◆ Exercise objective ◆
Your task is to copy every line of this material exactly.

◆ Available data ◆
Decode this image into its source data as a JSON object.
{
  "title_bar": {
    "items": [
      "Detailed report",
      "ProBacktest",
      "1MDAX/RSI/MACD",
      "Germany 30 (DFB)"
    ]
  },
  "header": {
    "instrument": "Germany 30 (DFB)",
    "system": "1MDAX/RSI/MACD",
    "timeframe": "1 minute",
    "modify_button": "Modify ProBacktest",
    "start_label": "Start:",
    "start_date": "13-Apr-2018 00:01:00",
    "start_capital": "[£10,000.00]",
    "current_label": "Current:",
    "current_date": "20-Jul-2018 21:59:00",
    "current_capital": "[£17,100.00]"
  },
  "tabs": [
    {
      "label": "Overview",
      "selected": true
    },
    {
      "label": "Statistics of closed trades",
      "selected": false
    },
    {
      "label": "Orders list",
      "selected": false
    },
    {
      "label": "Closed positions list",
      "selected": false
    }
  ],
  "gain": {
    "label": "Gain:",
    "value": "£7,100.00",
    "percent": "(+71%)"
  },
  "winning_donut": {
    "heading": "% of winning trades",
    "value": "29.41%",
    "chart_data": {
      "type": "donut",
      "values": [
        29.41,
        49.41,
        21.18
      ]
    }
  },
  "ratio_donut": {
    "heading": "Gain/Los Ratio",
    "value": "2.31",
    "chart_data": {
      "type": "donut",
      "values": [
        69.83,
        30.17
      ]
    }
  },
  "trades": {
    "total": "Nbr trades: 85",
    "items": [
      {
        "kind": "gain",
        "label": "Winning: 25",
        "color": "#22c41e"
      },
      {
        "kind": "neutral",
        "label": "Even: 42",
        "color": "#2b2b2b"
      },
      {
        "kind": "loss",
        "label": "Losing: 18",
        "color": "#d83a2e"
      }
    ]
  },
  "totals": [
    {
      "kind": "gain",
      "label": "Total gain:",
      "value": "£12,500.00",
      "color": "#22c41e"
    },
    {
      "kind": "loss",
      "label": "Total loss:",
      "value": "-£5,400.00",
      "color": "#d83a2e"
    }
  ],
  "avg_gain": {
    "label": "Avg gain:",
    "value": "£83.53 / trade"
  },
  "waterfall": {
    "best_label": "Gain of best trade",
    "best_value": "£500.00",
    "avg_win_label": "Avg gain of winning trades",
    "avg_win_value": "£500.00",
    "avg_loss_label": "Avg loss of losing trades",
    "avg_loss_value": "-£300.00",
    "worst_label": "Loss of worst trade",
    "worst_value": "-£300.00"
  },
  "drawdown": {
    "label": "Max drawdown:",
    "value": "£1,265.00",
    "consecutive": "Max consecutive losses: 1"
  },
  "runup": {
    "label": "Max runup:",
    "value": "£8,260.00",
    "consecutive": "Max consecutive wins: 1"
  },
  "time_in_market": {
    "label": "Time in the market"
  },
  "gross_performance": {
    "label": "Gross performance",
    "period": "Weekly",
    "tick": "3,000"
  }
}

◆ Task solution ◆
Decode this image into its source data as a JSON object.
{
  "title_bar": {
    "items": [
      "Detailed report",
      "ProBacktest",
      "1MDAX/RSI/MACD",
      "Germany 30 (DFB)"
    ]
  },
  "header": {
    "instrument": "Germany 30 (DFB)",
    "system": "1MDAX/RSI/MACD",
    "timeframe": "1 minute",
    "modify_button": "Modify ProBacktest",
    "start_label": "Start:",
    "start_date": "13-Apr-2018 00:01:00",
    "start_capital": "[£10,000.00]",
    "current_label": "Current:",
    "current_date": "20-Jul-2018 21:59:00",
    "current_capital": "[£17,100.00]"
  },
  "tabs": [
    {
      "label": "Overview",
      "selected": true
    },
    {
      "label": "Statistics of closed trades",
      "selected": false
    },
    {
      "label": "Orders list",
      "selected": false
    },
    {
      "label": "Closed positions list",
      "selected": false
    }
  ],
  "gain": {
    "label": "Gain:",
    "value": "£7,100.00",
    "percent": "(+71%)"
  },
  "winning_donut": {
    "heading": "% of winning trades",
    "value": "29.41%",
    "chart_data": {
      "type": "donut",
      "values": [
        29.41,
        49.41,
        21.18
      ]
    }
  },
  "ratio_donut": {
    "heading": "Gain/Los Ratio",
    "value": "2.31",
    "chart_data": {
      "type": "donut",
      "values": [
        69.83,
        30.17
      ]
    }
  },
  "trades": {
    "total": "Nbr trades: 85",
    "items": [
      {
        "kind": "gain",
        "label": "Winning: 25",
        "color": "#22c41e"
      },
      {
        "kind": "neutral",
        "label": "Even: 42",
        "color": "#2b2b2b"
      },
      {
        "kind": "loss",
        "label": "Losing: 18",
        "color": "#d83a2e"
      }
    ]
  },
  "totals": [
    {
      "kind": "gain",
      "label": "Total gain:",
      "value": "£12,500.00",
      "color": "#22c41e"
    },
    {
      "kind": "loss",
      "label": "Total loss:",
      "value": "-£5,400.00",
      "color": "#d83a2e"
    }
  ],
  "avg_gain": {
    "label": "Avg gain:",
    "value": "£83.53 / trade"
  },
  "waterfall": {
    "best_label": "Gain of best trade",
    "best_value": "£500.00",
    "avg_win_label": "Avg gain of winning trades",
    "avg_win_value": "£500.00",
    "avg_loss_label": "Avg loss of losing trades",
    "avg_loss_value": "-£300.00",
    "worst_label": "Loss of worst trade",
    "worst_value": "-£300.00"
  },
  "drawdown": {
    "label": "Max drawdown:",
    "value": "£1,265.00",
    "consecutive": "Max consecutive losses: 1"
  },
  "runup": {
    "label": "Max runup:",
    "value": "£8,260.00",
    "consecutive": "Max consecutive wins: 1"
  },
  "time_in_market": {
    "label": "Time in the market"
  },
  "gross_performance": {
    "label": "Gross performance",
    "period": "Weekly",
    "tick": "3,000"
  }
}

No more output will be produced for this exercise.